> Required task
Retype all the records with nothing changed.

> Provided records

· · ·

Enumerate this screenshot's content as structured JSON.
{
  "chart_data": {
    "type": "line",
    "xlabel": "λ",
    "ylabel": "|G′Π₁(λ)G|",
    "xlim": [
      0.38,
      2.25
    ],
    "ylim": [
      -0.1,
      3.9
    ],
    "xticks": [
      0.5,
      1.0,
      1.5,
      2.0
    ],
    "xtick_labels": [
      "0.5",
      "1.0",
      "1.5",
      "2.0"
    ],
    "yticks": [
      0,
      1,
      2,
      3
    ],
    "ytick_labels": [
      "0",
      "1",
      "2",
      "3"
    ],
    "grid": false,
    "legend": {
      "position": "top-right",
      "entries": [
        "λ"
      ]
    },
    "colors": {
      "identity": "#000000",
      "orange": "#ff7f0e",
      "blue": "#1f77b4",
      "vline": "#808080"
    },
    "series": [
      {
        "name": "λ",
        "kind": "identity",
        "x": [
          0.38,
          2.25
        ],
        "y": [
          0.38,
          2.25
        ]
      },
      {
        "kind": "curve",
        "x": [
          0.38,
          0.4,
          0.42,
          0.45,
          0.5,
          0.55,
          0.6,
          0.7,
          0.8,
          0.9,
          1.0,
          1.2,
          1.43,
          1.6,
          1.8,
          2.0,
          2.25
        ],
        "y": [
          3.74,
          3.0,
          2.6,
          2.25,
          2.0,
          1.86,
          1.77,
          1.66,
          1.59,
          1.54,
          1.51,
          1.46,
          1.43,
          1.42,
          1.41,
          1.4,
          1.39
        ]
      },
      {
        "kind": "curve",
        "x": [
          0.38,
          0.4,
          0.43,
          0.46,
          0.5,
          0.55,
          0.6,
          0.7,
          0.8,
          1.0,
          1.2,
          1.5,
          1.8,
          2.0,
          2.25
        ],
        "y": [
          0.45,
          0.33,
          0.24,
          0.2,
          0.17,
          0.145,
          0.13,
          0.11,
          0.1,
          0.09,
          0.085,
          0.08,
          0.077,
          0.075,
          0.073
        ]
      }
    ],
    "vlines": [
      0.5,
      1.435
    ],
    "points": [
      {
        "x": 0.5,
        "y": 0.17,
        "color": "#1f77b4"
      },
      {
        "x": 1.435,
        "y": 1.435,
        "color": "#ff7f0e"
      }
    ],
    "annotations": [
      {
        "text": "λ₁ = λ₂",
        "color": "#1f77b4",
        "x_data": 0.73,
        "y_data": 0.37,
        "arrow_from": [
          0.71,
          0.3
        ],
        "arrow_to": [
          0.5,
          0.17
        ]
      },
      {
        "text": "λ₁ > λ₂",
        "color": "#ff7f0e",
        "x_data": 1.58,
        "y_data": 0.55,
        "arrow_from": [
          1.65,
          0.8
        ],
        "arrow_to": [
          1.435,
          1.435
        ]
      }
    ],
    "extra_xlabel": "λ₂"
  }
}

· · ·

> Solution below
Enumerate this screenshot's content as structured JSON.
{
  "chart_data": {
    "type": "line",
    "xlabel": "λ",
    "ylabel": "|G′Π₁(λ)G|",
    "xlim": [
      0.38,
      2.25
    ],
    "ylim": [
      -0.1,
      3.9
    ],
    "xticks": [
      0.5,
      1.0,
      1.5,
      2.0
    ],
    "xtick_labels": [
      "0.5",
      "1.0",
      "1.5",
      "2.0"
    ],
    "yticks": [
      0,
      1,
      2,
      3
    ],
    "ytick_labels": [
      "0",
      "1",
      "2",
      "3"
    ],
    "grid": false,
    "legend": {
      "position": "top-right",
      "entries": [
        "λ"
      ]
    },
    "colors": {
      "identity": "#000000",
      "orange": "#ff7f0e",
      "blue": "#1f77b4",
      "vline": "#808080"
    },
    "series": [
      {
        "name": "λ",
        "kind": "identity",
        "x": [
          0.38,
          2.25
        ],
        "y": [
          0.38,
          2.25
        ]
      },
      {
        "kind": "curve",
        "x": [
          0.38,
          0.4,
          0.42,
          0.45,
          0.5,
          0.55,
          0.6,
          0.7,
          0.8,
          0.9,
          1.0,
          1.2,
          1.43,
          1.6,
          1.8,
          2.0,
          2.25
        ],
        "y": [
          3.74,
          3.0,
          2.6,
          2.25,
          2.0,
          1.86,
          1.77,
          1.66,
          1.59,
          1.54,
          1.51,
          1.46,
          1.43,
          1.42,
          1.41,
          1.4,
          1.39
        ]
      },
      {
        "kind": "curve",
        "x": [
          0.38,
          0.4,
          0.43,
          0.46,
          0.5,
          0.55,
          0.6,
          0.7,
          0.8,
          1.0,
          1.2,
          1.5,
          1.8,
          2.0,
          2.25
        ],
        "y": [
          0.45,
          0.33,
          0.24,
          0.2,
          0.17,
          0.145,
          0.13,
          0.11,
          0.1,
          0.09,
          0.085,
          0.08,
          0.077,
          0.075,
          0.073
        ]
      }
    ],
    "vlines": [
      0.5,
      1.435
    ],
    "points": [
      {
        "x": 0.5,
        "y": 0.17,
        "color": "#1f77b4"
      },
      {
        "x": 1.435,
        "y": 1.435,
        "color": "#ff7f0e"
      }
    ],
    "annotations": [
      {
        "text": "λ₁ = λ₂",
        "color": "#1f77b4",
        "x_data": 0.73,
        "y_data": 0.37,
        "arrow_from": [
          0.71,
          0.3
        ],
        "arrow_to": [
          0.5,
          0.17
        ]
      },
      {
        "text": "λ₁ > λ₂",
        "color": "#ff7f0e",
        "x_data": 1.58,
        "y_data": 0.55,
        "arrow_from": [
          1.65,
          0.8
        ],
        "arrow_to": [
          1.435,
          1.435
        ]
      }
    ],
    "extra_xlabel": "λ₂"
  }
}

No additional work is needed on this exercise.